— What needs to be done —
Which lines have the string "зверху"? Copy all of them from the entries below.
+++++
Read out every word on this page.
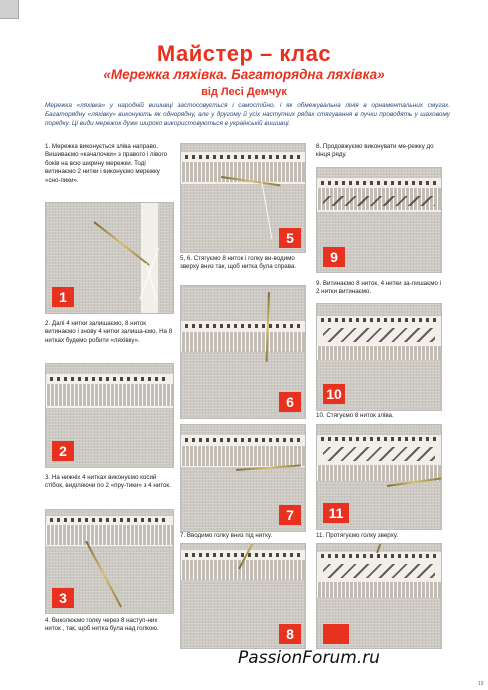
Майстер – клас
«Мережка ляхівка. Багаторядна ляхівка»
від Лесі Демчук
Мережка «ляхівка» у народній вишивці застосовується і самостійно, і як обмежувальна лінія в орнаментальних смугах. Багаторядну «ляхівку» виконують як однорядну, але у другому й усіх наступних рядах стягування в пучки проводять у шаховому порядку. Ці види мережок дуже широко використовуються в українській вишивці.
1. Мережка виконується зліва направо. Вишиваємо «качалочки» з правого і лівого боків на всю ширину мережки. Тоді витинаємо 2 нитки і виконуємо мережку «сно-пики».
1
2. Далі 4 нитки залишаємо, 8 ниток витинаємо і знову 4 нитки залиша-ємо. На 8 нитках будемо робити «ляхівку».
2
3. На нижніх 4 нитках виконуємо косий стібок, виділяючи по 2 «пру-тики» з 4 ниток.
3
4. Виколюємо голку через 8 наступ-них ниток , так, щоб нитка була над голкою.
5
5, 6. Стягуємо 8 ниток і голку ви-водимо зверху вниз так, щоб нитка була справа.
6
7
7. Вводимо голку вниз під нитку.
8
8. Продовжуємо виконувати ме-режку до кінця ряду.
9
9. Витинаємо 8 ниток, 4 нитки за-лишаємо і 2 нитки витинаємо.
10
10. Стягуємо 8 ниток зліва.
11
11. Протягуємо голку зверху.
PassionForum.ru
19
+++++
— The answer —
5, 6. Стягуємо 8 ниток і голку ви-водимо зверху вниз так, щоб нитка була справа.
11. Протягуємо голку зверху.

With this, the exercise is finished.